§ To be done
Return every line of the material exactly.

§ Data extract
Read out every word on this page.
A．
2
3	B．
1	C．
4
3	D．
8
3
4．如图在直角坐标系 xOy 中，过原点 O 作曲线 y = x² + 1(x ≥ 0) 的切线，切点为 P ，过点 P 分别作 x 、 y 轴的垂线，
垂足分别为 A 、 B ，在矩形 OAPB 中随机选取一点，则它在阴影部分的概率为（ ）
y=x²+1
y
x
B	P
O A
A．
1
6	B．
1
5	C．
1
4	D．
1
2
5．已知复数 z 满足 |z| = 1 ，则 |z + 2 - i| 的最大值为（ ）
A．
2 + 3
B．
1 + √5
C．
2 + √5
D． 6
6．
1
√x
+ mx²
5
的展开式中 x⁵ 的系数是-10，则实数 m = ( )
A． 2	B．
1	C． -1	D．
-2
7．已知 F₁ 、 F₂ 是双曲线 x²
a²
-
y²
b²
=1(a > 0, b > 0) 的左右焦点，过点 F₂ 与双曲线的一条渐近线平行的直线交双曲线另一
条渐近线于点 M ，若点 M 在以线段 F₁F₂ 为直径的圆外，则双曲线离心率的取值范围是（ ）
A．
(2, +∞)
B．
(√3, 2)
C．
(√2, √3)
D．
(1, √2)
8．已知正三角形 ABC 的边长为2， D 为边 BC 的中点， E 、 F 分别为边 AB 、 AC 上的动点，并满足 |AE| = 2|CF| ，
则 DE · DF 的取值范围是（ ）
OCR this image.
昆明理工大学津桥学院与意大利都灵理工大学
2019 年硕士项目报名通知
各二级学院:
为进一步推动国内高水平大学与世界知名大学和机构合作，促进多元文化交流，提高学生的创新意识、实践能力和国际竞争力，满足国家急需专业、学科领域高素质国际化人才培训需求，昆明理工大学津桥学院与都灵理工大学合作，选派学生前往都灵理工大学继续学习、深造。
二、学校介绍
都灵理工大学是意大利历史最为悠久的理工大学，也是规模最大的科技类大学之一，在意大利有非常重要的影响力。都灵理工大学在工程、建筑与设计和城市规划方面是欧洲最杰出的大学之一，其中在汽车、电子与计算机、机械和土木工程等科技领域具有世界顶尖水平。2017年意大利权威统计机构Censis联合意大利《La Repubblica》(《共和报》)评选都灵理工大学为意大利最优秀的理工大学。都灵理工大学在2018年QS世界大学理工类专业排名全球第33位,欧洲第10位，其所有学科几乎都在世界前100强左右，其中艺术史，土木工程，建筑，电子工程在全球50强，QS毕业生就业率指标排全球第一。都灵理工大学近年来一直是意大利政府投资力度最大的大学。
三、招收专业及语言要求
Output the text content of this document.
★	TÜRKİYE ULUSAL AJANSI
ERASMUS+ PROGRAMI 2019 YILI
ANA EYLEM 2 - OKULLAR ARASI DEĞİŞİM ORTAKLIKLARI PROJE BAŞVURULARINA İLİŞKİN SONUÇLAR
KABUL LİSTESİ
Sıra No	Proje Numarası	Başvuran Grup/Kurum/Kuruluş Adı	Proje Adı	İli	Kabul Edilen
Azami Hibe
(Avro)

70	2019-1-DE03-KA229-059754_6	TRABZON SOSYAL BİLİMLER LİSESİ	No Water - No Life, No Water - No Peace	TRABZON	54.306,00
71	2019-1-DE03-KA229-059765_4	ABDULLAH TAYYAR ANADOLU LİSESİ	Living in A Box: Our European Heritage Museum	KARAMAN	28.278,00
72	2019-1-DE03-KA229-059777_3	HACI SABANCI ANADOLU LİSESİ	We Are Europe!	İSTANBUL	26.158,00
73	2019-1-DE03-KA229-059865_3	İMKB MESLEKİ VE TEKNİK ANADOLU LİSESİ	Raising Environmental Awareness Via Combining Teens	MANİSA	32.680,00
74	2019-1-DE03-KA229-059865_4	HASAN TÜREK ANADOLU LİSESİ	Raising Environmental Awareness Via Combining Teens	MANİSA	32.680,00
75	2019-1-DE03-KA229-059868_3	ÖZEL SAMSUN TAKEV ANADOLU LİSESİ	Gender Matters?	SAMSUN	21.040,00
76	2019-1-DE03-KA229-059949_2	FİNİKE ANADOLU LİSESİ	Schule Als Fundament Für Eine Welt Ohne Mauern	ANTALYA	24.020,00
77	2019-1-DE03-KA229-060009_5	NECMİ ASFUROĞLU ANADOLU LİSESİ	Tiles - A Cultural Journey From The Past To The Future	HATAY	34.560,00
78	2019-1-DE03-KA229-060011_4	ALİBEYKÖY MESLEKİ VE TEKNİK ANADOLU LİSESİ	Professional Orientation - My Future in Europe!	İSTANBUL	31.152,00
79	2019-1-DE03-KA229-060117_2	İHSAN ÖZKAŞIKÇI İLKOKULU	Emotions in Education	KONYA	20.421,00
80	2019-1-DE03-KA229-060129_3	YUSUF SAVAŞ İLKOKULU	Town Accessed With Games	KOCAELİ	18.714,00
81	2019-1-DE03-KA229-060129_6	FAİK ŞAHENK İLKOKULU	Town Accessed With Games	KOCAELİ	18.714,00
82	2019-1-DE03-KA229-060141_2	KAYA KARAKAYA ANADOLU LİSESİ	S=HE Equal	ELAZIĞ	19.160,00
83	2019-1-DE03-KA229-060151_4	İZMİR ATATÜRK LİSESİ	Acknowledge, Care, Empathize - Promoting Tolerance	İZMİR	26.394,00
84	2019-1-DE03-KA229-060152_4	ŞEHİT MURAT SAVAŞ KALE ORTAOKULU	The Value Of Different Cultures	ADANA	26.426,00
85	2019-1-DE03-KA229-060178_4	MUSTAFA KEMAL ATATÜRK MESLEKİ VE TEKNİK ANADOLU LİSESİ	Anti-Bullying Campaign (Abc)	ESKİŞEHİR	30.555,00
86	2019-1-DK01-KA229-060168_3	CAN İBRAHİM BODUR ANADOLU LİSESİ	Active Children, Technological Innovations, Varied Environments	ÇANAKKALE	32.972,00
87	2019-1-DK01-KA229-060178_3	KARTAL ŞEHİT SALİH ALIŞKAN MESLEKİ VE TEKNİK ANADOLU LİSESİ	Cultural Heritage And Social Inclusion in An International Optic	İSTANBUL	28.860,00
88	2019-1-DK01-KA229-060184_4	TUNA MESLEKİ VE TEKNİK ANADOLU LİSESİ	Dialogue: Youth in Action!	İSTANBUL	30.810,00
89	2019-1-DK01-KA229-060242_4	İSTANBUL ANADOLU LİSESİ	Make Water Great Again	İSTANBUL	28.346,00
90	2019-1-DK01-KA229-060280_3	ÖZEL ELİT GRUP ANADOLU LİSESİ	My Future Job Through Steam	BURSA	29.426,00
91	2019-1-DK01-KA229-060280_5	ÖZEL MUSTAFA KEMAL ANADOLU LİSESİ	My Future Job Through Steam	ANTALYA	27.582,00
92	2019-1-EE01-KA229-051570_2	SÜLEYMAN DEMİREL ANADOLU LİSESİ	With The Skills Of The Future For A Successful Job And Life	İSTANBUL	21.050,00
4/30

§ Solution to the exercise
Read out every word on this page.
A．
2
3	B．
1	C．
4
3	D．
8
3
4．如图在直角坐标系 xOy 中，过原点 O 作曲线 y = x² + 1(x ≥ 0) 的切线，切点为 P ，过点 P 分别作 x 、 y 轴的垂线，
垂足分别为 A 、 B ，在矩形 OAPB 中随机选取一点，则它在阴影部分的概率为（ ）
y=x²+1
y
x
B	P
O A
A．
1
6	B．
1
5	C．
1
4	D．
1
2
5．已知复数 z 满足 |z| = 1 ，则 |z + 2 - i| 的最大值为（ ）
A．
2 + 3
B．
1 + √5
C．
2 + √5
D． 6
6．
1
√x
+ mx²
5
的展开式中 x⁵ 的系数是-10，则实数 m = ( )
A． 2	B．
1	C． -1	D．
-2
7．已知 F₁ 、 F₂ 是双曲线 x²
a²
-
y²
b²
=1(a > 0, b > 0) 的左右焦点，过点 F₂ 与双曲线的一条渐近线平行的直线交双曲线另一
条渐近线于点 M ，若点 M 在以线段 F₁F₂ 为直径的圆外，则双曲线离心率的取值范围是（ ）
A．
(2, +∞)
B．
(√3, 2)
C．
(√2, √3)
D．
(1, √2)
8．已知正三角形 ABC 的边长为2， D 为边 BC 的中点， E 、 F 分别为边 AB 、 AC 上的动点，并满足 |AE| = 2|CF| ，
则 DE · DF 的取值范围是（ ）
OCR this image.
昆明理工大学津桥学院与意大利都灵理工大学
2019 年硕士项目报名通知
各二级学院:
为进一步推动国内高水平大学与世界知名大学和机构合作，促进多元文化交流，提高学生的创新意识、实践能力和国际竞争力，满足国家急需专业、学科领域高素质国际化人才培训需求，昆明理工大学津桥学院与都灵理工大学合作，选派学生前往都灵理工大学继续学习、深造。
二、学校介绍
都灵理工大学是意大利历史最为悠久的理工大学，也是规模最大的科技类大学之一，在意大利有非常重要的影响力。都灵理工大学在工程、建筑与设计和城市规划方面是欧洲最杰出的大学之一，其中在汽车、电子与计算机、机械和土木工程等科技领域具有世界顶尖水平。2017年意大利权威统计机构Censis联合意大利《La Repubblica》(《共和报》)评选都灵理工大学为意大利最优秀的理工大学。都灵理工大学在2018年QS世界大学理工类专业排名全球第33位,欧洲第10位，其所有学科几乎都在世界前100强左右，其中艺术史，土木工程，建筑，电子工程在全球50强，QS毕业生就业率指标排全球第一。都灵理工大学近年来一直是意大利政府投资力度最大的大学。
三、招收专业及语言要求
Output the text content of this document.
★	TÜRKİYE ULUSAL AJANSI
ERASMUS+ PROGRAMI 2019 YILI
ANA EYLEM 2 - OKULLAR ARASI DEĞİŞİM ORTAKLIKLARI PROJE BAŞVURULARINA İLİŞKİN SONUÇLAR
KABUL LİSTESİ
Sıra No	Proje Numarası	Başvuran Grup/Kurum/Kuruluş Adı	Proje Adı	İli	Kabul Edilen
Azami Hibe
(Avro)

70	2019-1-DE03-KA229-059754_6	TRABZON SOSYAL BİLİMLER LİSESİ	No Water - No Life, No Water - No Peace	TRABZON	54.306,00
71	2019-1-DE03-KA229-059765_4	ABDULLAH TAYYAR ANADOLU LİSESİ	Living in A Box: Our European Heritage Museum	KARAMAN	28.278,00
72	2019-1-DE03-KA229-059777_3	HACI SABANCI ANADOLU LİSESİ	We Are Europe!	İSTANBUL	26.158,00
73	2019-1-DE03-KA229-059865_3	İMKB MESLEKİ VE TEKNİK ANADOLU LİSESİ	Raising Environmental Awareness Via Combining Teens	MANİSA	32.680,00
74	2019-1-DE03-KA229-059865_4	HASAN TÜREK ANADOLU LİSESİ	Raising Environmental Awareness Via Combining Teens	MANİSA	32.680,00
75	2019-1-DE03-KA229-059868_3	ÖZEL SAMSUN TAKEV ANADOLU LİSESİ	Gender Matters?	SAMSUN	21.040,00
76	2019-1-DE03-KA229-059949_2	FİNİKE ANADOLU LİSESİ	Schule Als Fundament Für Eine Welt Ohne Mauern	ANTALYA	24.020,00
77	2019-1-DE03-KA229-060009_5	NECMİ ASFUROĞLU ANADOLU LİSESİ	Tiles - A Cultural Journey From The Past To The Future	HATAY	34.560,00
78	2019-1-DE03-KA229-060011_4	ALİBEYKÖY MESLEKİ VE TEKNİK ANADOLU LİSESİ	Professional Orientation - My Future in Europe!	İSTANBUL	31.152,00
79	2019-1-DE03-KA229-060117_2	İHSAN ÖZKAŞIKÇI İLKOKULU	Emotions in Education	KONYA	20.421,00
80	2019-1-DE03-KA229-060129_3	YUSUF SAVAŞ İLKOKULU	Town Accessed With Games	KOCAELİ	18.714,00
81	2019-1-DE03-KA229-060129_6	FAİK ŞAHENK İLKOKULU	Town Accessed With Games	KOCAELİ	18.714,00
82	2019-1-DE03-KA229-060141_2	KAYA KARAKAYA ANADOLU LİSESİ	S=HE Equal	ELAZIĞ	19.160,00
83	2019-1-DE03-KA229-060151_4	İZMİR ATATÜRK LİSESİ	Acknowledge, Care, Empathize - Promoting Tolerance	İZMİR	26.394,00
84	2019-1-DE03-KA229-060152_4	ŞEHİT MURAT SAVAŞ KALE ORTAOKULU	The Value Of Different Cultures	ADANA	26.426,00
85	2019-1-DE03-KA229-060178_4	MUSTAFA KEMAL ATATÜRK MESLEKİ VE TEKNİK ANADOLU LİSESİ	Anti-Bullying Campaign (Abc)	ESKİŞEHİR	30.555,00
86	2019-1-DK01-KA229-060168_3	CAN İBRAHİM BODUR ANADOLU LİSESİ	Active Children, Technological Innovations, Varied Environments	ÇANAKKALE	32.972,00
87	2019-1-DK01-KA229-060178_3	KARTAL ŞEHİT SALİH ALIŞKAN MESLEKİ VE TEKNİK ANADOLU LİSESİ	Cultural Heritage And Social Inclusion in An International Optic	İSTANBUL	28.860,00
88	2019-1-DK01-KA229-060184_4	TUNA MESLEKİ VE TEKNİK ANADOLU LİSESİ	Dialogue: Youth in Action!	İSTANBUL	30.810,00
89	2019-1-DK01-KA229-060242_4	İSTANBUL ANADOLU LİSESİ	Make Water Great Again	İSTANBUL	28.346,00
90	2019-1-DK01-KA229-060280_3	ÖZEL ELİT GRUP ANADOLU LİSESİ	My Future Job Through Steam	BURSA	29.426,00
91	2019-1-DK01-KA229-060280_5	ÖZEL MUSTAFA KEMAL ANADOLU LİSESİ	My Future Job Through Steam	ANTALYA	27.582,00
92	2019-1-EE01-KA229-051570_2	SÜLEYMAN DEMİREL ANADOLU LİSESİ	With The Skills Of The Future For A Successful Job And Life	İSTANBUL	21.050,00
4/30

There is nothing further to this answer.